* [Work to do] Omit every picture while repeating the entries exactly.

Recorded data:
★ ★ ★ ★ ★ ★ ★

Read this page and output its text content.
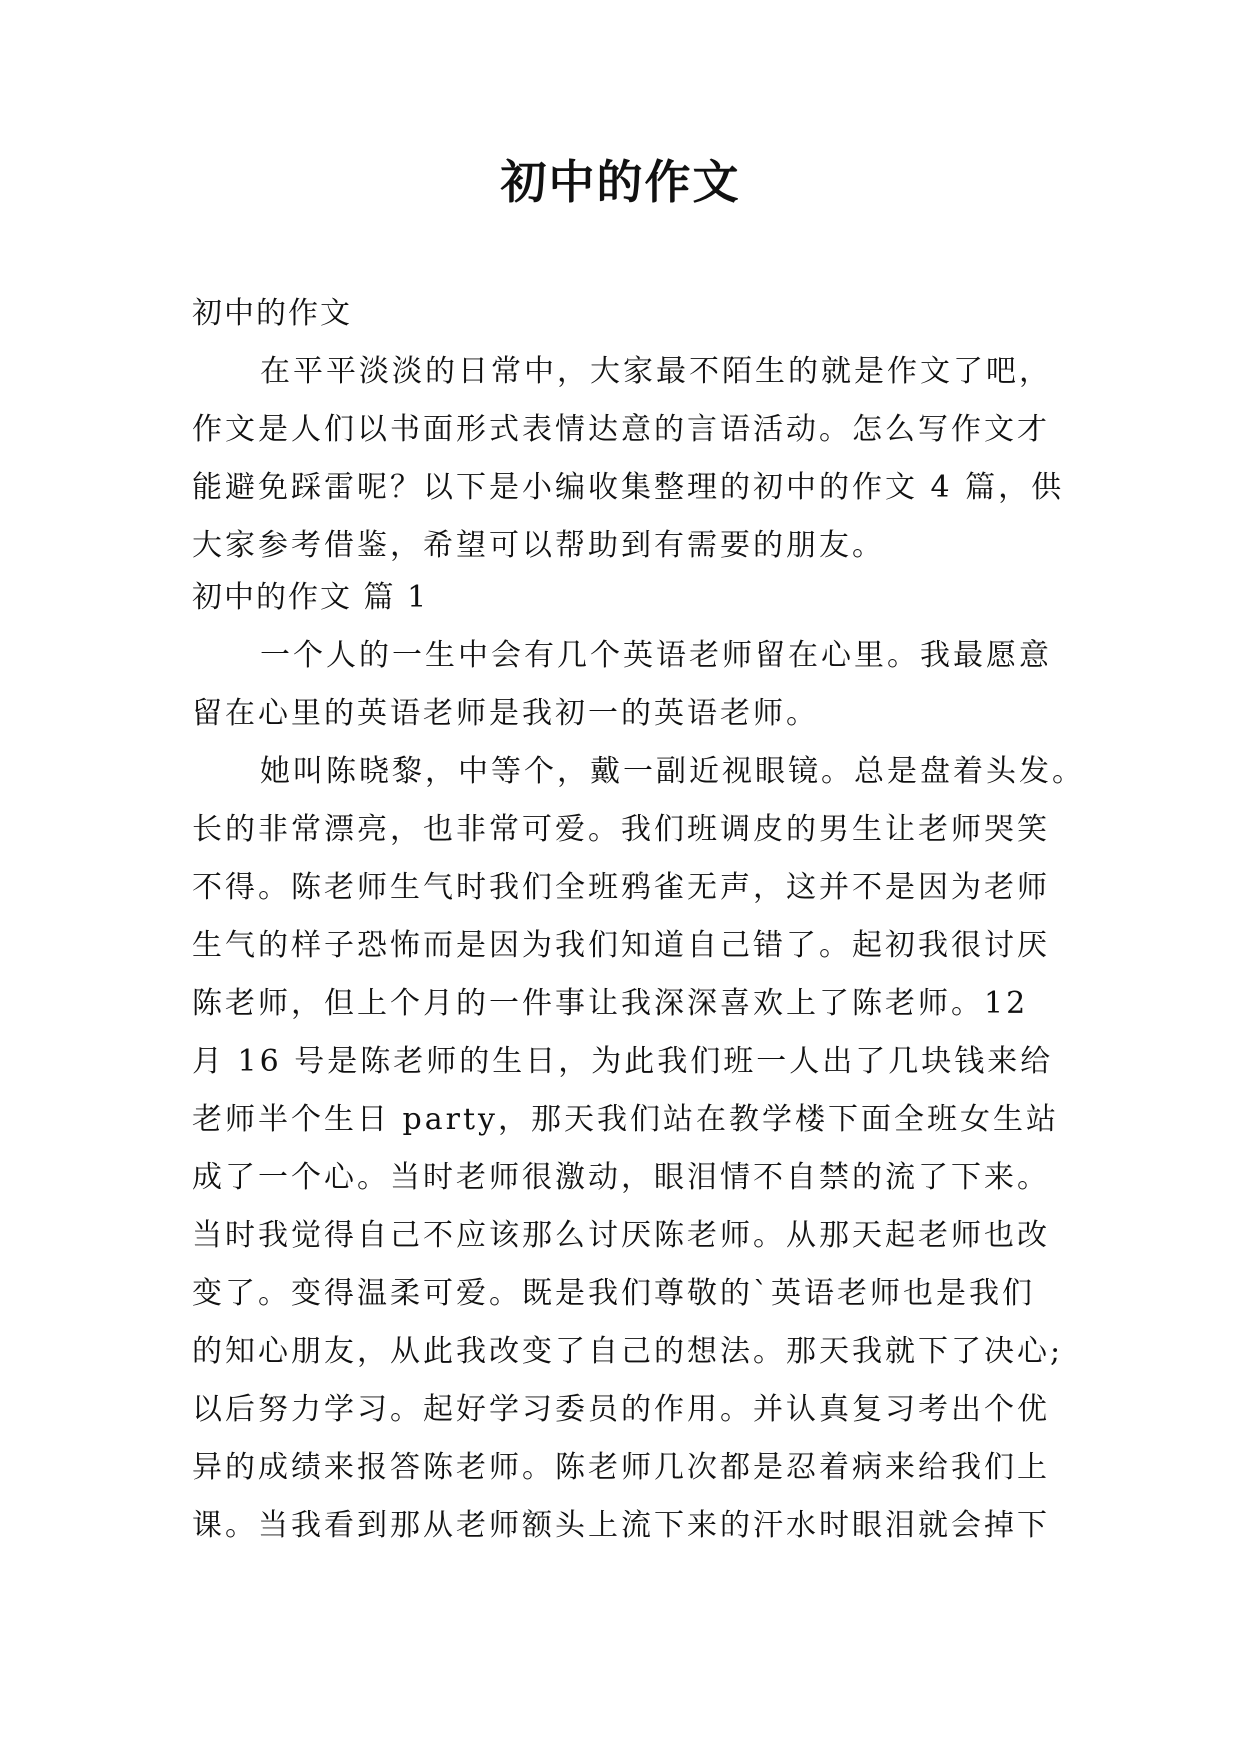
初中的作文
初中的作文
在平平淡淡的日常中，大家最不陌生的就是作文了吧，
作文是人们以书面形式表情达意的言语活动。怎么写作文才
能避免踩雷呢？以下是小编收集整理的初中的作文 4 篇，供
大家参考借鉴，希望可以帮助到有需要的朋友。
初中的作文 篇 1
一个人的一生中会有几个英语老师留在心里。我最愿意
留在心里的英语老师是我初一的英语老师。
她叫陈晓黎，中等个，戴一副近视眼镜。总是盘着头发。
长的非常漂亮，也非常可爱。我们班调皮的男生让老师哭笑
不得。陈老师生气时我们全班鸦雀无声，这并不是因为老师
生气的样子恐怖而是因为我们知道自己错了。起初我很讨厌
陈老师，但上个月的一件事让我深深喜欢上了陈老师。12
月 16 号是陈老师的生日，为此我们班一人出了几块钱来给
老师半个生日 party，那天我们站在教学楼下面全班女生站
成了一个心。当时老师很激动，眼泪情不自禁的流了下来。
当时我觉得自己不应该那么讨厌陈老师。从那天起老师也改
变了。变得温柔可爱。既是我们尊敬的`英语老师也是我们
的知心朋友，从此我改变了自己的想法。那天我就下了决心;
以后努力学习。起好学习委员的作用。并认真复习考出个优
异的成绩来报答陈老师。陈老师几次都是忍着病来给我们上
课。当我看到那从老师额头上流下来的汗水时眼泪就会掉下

★ ★ ★ ★ ★ ★ ★

* [The output]
Read this page and output its text content.
初中的作文
初中的作文
在平平淡淡的日常中，大家最不陌生的就是作文了吧，
作文是人们以书面形式表情达意的言语活动。怎么写作文才
能避免踩雷呢？以下是小编收集整理的初中的作文 4 篇，供
大家参考借鉴，希望可以帮助到有需要的朋友。
初中的作文 篇 1
一个人的一生中会有几个英语老师留在心里。我最愿意
留在心里的英语老师是我初一的英语老师。
她叫陈晓黎，中等个，戴一副近视眼镜。总是盘着头发。
长的非常漂亮，也非常可爱。我们班调皮的男生让老师哭笑
不得。陈老师生气时我们全班鸦雀无声，这并不是因为老师
生气的样子恐怖而是因为我们知道自己错了。起初我很讨厌
陈老师，但上个月的一件事让我深深喜欢上了陈老师。12
月 16 号是陈老师的生日，为此我们班一人出了几块钱来给
老师半个生日 party，那天我们站在教学楼下面全班女生站
成了一个心。当时老师很激动，眼泪情不自禁的流了下来。
当时我觉得自己不应该那么讨厌陈老师。从那天起老师也改
变了。变得温柔可爱。既是我们尊敬的`英语老师也是我们
的知心朋友，从此我改变了自己的想法。那天我就下了决心;
以后努力学习。起好学习委员的作用。并认真复习考出个优
异的成绩来报答陈老师。陈老师几次都是忍着病来给我们上
课。当我看到那从老师额头上流下来的汗水时眼泪就会掉下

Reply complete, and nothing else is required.